> Instructions to follow: Below are some records. Pull every line that contains the word "Φορέα".

-----

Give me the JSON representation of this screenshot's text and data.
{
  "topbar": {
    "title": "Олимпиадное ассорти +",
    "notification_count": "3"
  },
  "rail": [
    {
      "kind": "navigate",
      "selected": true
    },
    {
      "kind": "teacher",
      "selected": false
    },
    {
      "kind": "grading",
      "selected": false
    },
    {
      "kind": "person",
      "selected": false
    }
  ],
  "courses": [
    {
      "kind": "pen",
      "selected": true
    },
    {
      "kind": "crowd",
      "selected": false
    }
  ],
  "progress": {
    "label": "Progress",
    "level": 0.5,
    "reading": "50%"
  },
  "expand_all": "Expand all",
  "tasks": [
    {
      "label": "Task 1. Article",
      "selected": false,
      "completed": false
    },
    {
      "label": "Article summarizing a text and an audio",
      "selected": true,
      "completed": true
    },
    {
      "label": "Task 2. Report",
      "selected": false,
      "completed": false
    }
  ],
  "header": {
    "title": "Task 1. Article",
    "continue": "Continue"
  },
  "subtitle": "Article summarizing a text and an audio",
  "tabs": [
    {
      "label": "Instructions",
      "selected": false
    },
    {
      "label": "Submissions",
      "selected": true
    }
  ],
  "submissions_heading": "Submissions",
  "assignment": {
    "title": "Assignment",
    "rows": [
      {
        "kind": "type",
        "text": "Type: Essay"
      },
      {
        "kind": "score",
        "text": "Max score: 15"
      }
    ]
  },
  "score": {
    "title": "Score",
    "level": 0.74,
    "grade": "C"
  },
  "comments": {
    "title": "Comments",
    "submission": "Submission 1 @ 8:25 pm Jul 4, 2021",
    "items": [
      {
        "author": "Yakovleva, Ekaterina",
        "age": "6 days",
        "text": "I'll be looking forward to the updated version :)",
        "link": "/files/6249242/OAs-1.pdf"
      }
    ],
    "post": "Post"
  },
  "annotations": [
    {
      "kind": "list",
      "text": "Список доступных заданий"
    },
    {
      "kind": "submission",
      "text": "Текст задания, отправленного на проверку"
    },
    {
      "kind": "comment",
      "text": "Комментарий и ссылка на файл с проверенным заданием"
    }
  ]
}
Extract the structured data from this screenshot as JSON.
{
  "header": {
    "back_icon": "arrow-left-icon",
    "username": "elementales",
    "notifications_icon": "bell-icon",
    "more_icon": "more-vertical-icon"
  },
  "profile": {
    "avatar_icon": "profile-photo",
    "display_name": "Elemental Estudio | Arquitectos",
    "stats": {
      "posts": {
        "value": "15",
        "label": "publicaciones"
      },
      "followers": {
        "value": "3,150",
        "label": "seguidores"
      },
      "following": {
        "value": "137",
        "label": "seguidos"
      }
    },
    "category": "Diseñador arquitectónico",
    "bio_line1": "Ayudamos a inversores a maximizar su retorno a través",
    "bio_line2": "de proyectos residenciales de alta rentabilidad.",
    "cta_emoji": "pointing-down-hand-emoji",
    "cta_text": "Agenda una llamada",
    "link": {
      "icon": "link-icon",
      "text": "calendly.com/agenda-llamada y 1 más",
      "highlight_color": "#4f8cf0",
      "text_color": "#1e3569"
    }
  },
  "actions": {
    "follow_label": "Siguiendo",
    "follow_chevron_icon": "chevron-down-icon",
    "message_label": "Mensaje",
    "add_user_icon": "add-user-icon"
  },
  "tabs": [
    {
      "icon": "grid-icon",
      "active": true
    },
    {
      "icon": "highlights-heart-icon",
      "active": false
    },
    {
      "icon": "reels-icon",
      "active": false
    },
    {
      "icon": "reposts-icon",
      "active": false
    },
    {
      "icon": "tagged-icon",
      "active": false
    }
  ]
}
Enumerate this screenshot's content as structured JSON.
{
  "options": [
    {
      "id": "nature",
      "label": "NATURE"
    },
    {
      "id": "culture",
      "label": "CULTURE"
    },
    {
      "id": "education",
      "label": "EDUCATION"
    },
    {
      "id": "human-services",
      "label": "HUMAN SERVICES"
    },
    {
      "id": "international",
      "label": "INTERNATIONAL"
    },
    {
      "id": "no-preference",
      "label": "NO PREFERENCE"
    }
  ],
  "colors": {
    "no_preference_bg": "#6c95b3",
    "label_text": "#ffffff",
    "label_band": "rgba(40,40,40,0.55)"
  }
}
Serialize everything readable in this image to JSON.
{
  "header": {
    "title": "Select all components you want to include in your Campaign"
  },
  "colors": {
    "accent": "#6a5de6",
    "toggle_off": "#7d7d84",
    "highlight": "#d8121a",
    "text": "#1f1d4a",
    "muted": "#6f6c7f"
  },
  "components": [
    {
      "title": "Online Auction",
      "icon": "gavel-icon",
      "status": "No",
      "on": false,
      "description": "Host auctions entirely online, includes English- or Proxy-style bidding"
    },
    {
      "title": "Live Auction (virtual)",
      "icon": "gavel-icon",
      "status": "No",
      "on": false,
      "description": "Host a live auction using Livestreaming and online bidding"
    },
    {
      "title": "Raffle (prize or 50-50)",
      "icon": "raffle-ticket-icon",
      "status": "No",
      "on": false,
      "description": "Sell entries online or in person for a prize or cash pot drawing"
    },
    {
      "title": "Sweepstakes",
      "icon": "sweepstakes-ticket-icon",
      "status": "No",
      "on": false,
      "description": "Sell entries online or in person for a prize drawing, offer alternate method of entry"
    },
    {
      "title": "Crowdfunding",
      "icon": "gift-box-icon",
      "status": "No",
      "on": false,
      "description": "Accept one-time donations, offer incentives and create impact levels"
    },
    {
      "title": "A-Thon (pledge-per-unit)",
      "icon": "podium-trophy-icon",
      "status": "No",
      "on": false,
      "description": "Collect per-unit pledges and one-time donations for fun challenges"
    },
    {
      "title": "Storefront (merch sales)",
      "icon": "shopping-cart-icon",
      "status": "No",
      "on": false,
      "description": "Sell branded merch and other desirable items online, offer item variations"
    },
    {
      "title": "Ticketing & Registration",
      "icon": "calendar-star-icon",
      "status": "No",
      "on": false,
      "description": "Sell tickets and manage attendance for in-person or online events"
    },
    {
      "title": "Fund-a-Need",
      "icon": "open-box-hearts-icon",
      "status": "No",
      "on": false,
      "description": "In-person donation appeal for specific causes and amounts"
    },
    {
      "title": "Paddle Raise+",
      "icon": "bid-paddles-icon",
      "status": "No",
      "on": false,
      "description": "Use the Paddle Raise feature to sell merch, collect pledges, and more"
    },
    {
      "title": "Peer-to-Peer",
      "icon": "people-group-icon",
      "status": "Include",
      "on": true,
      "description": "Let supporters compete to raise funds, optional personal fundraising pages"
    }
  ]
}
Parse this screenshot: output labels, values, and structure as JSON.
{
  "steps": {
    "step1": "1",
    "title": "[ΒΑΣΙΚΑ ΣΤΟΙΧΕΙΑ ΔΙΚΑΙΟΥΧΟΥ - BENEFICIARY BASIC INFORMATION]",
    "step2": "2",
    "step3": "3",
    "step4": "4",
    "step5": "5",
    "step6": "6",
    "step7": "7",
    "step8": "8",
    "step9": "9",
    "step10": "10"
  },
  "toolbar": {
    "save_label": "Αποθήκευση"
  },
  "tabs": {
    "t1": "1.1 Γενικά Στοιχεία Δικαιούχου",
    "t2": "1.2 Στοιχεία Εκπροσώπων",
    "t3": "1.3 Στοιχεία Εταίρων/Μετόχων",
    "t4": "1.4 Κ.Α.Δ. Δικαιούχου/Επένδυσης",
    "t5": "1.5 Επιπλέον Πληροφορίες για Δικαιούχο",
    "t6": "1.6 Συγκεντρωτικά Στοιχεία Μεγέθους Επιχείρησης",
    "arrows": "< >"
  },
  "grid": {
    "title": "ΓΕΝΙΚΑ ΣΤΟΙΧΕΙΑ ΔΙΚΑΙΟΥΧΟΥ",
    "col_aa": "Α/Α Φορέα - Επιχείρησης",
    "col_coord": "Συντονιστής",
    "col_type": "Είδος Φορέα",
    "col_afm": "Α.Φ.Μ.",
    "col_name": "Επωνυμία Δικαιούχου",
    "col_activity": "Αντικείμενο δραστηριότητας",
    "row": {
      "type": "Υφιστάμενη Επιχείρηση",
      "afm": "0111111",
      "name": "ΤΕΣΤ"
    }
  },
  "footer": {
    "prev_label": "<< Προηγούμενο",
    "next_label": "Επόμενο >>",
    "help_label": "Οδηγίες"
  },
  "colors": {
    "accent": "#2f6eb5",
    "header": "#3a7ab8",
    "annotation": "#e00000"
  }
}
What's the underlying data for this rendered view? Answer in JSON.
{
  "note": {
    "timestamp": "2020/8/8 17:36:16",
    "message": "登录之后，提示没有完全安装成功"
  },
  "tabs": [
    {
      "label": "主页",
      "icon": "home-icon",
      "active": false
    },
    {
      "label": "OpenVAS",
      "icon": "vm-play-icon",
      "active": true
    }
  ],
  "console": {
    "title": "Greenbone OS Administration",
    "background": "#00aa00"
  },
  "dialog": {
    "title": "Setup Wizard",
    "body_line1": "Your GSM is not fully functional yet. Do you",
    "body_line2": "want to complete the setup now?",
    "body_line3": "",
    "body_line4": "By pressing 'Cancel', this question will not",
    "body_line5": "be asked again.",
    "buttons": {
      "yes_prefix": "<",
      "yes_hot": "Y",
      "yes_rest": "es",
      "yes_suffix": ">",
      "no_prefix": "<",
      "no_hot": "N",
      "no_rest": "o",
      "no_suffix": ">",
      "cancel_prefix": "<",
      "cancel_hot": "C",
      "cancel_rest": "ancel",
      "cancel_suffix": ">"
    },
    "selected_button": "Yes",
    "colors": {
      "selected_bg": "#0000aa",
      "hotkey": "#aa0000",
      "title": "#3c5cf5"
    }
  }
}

-----

> Solution:
    "col_aa": "Α/Α Φορέα - Επιχείρησης",
    "col_type": "Είδος Φορέα",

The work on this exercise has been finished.